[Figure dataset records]
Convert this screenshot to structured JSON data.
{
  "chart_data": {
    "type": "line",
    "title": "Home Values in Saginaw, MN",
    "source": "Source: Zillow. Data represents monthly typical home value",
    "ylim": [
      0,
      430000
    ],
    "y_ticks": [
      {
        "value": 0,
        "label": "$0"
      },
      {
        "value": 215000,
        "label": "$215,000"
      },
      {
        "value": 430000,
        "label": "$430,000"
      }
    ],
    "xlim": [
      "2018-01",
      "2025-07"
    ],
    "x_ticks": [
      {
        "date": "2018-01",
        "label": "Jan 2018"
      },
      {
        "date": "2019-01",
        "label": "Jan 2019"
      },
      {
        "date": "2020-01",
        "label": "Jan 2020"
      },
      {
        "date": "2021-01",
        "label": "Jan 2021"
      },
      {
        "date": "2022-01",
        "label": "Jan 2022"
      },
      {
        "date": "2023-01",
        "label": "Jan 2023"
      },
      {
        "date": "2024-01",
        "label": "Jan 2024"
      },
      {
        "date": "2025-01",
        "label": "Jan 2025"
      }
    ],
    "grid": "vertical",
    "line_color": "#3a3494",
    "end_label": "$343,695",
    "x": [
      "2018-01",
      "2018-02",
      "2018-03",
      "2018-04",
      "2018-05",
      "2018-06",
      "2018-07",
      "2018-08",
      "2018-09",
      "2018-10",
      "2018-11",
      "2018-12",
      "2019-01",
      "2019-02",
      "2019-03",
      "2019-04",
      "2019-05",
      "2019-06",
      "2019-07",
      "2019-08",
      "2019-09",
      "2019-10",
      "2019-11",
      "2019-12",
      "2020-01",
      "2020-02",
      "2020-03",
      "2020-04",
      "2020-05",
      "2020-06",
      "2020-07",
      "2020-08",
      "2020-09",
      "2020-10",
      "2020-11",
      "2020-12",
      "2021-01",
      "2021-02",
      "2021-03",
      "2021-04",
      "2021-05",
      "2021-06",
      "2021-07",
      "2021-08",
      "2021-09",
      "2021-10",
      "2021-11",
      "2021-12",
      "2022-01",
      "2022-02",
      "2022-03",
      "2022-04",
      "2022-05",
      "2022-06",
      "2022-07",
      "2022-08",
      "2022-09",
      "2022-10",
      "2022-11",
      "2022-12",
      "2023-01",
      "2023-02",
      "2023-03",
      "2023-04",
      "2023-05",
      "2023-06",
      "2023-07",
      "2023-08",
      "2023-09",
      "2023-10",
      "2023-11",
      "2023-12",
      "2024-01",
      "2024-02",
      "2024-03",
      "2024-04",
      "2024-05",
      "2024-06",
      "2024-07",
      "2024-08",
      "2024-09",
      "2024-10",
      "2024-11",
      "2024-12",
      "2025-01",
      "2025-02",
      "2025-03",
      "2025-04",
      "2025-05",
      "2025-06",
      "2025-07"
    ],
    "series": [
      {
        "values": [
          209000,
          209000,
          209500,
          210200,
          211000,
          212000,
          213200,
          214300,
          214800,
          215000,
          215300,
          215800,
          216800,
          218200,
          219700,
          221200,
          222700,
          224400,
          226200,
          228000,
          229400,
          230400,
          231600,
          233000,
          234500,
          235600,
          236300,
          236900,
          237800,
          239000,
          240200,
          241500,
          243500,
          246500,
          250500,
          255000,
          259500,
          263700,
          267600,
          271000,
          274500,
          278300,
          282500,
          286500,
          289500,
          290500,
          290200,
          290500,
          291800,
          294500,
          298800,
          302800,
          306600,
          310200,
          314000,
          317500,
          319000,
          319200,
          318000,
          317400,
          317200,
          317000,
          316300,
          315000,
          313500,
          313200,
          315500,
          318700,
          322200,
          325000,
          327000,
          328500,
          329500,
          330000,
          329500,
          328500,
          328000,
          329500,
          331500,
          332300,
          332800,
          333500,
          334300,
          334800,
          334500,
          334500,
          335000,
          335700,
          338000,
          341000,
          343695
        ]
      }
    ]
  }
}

**Written request:** Reproduce the material above without altering a single character.

**The completed task:**
Convert this screenshot to structured JSON data.
{
  "chart_data": {
    "type": "line",
    "title": "Home Values in Saginaw, MN",
    "source": "Source: Zillow. Data represents monthly typical home value",
    "ylim": [
      0,
      430000
    ],
    "y_ticks": [
      {
        "value": 0,
        "label": "$0"
      },
      {
        "value": 215000,
        "label": "$215,000"
      },
      {
        "value": 430000,
        "label": "$430,000"
      }
    ],
    "xlim": [
      "2018-01",
      "2025-07"
    ],
    "x_ticks": [
      {
        "date": "2018-01",
        "label": "Jan 2018"
      },
      {
        "date": "2019-01",
        "label": "Jan 2019"
      },
      {
        "date": "2020-01",
        "label": "Jan 2020"
      },
      {
        "date": "2021-01",
        "label": "Jan 2021"
      },
      {
        "date": "2022-01",
        "label": "Jan 2022"
      },
      {
        "date": "2023-01",
        "label": "Jan 2023"
      },
      {
        "date": "2024-01",
        "label": "Jan 2024"
      },
      {
        "date": "2025-01",
        "label": "Jan 2025"
      }
    ],
    "grid": "vertical",
    "line_color": "#3a3494",
    "end_label": "$343,695",
    "x": [
      "2018-01",
      "2018-02",
      "2018-03",
      "2018-04",
      "2018-05",
      "2018-06",
      "2018-07",
      "2018-08",
      "2018-09",
      "2018-10",
      "2018-11",
      "2018-12",
      "2019-01",
      "2019-02",
      "2019-03",
      "2019-04",
      "2019-05",
      "2019-06",
      "2019-07",
      "2019-08",
      "2019-09",
      "2019-10",
      "2019-11",
      "2019-12",
      "2020-01",
      "2020-02",
      "2020-03",
      "2020-04",
      "2020-05",
      "2020-06",
      "2020-07",
      "2020-08",
      "2020-09",
      "2020-10",
      "2020-11",
      "2020-12",
      "2021-01",
      "2021-02",
      "2021-03",
      "2021-04",
      "2021-05",
      "2021-06",
      "2021-07",
      "2021-08",
      "2021-09",
      "2021-10",
      "2021-11",
      "2021-12",
      "2022-01",
      "2022-02",
      "2022-03",
      "2022-04",
      "2022-05",
      "2022-06",
      "2022-07",
      "2022-08",
      "2022-09",
      "2022-10",
      "2022-11",
      "2022-12",
      "2023-01",
      "2023-02",
      "2023-03",
      "2023-04",
      "2023-05",
      "2023-06",
      "2023-07",
      "2023-08",
      "2023-09",
      "2023-10",
      "2023-11",
      "2023-12",
      "2024-01",
      "2024-02",
      "2024-03",
      "2024-04",
      "2024-05",
      "2024-06",
      "2024-07",
      "2024-08",
      "2024-09",
      "2024-10",
      "2024-11",
      "2024-12",
      "2025-01",
      "2025-02",
      "2025-03",
      "2025-04",
      "2025-05",
      "2025-06",
      "2025-07"
    ],
    "series": [
      {
        "values": [
          209000,
          209000,
          209500,
          210200,
          211000,
          212000,
          213200,
          214300,
          214800,
          215000,
          215300,
          215800,
          216800,
          218200,
          219700,
          221200,
          222700,
          224400,
          226200,
          228000,
          229400,
          230400,
          231600,
          233000,
          234500,
          235600,
          236300,
          236900,
          237800,
          239000,
          240200,
          241500,
          243500,
          246500,
          250500,
          255000,
          259500,
          263700,
          267600,
          271000,
          274500,
          278300,
          282500,
          286500,
          289500,
          290500,
          290200,
          290500,
          291800,
          294500,
          298800,
          302800,
          306600,
          310200,
          314000,
          317500,
          319000,
          319200,
          318000,
          317400,
          317200,
          317000,
          316300,
          315000,
          313500,
          313200,
          315500,
          318700,
          322200,
          325000,
          327000,
          328500,
          329500,
          330000,
          329500,
          328500,
          328000,
          329500,
          331500,
          332300,
          332800,
          333500,
          334300,
          334800,
          334500,
          334500,
          335000,
          335700,
          338000,
          341000,
          343695
        ]
      }
    ]
  }
}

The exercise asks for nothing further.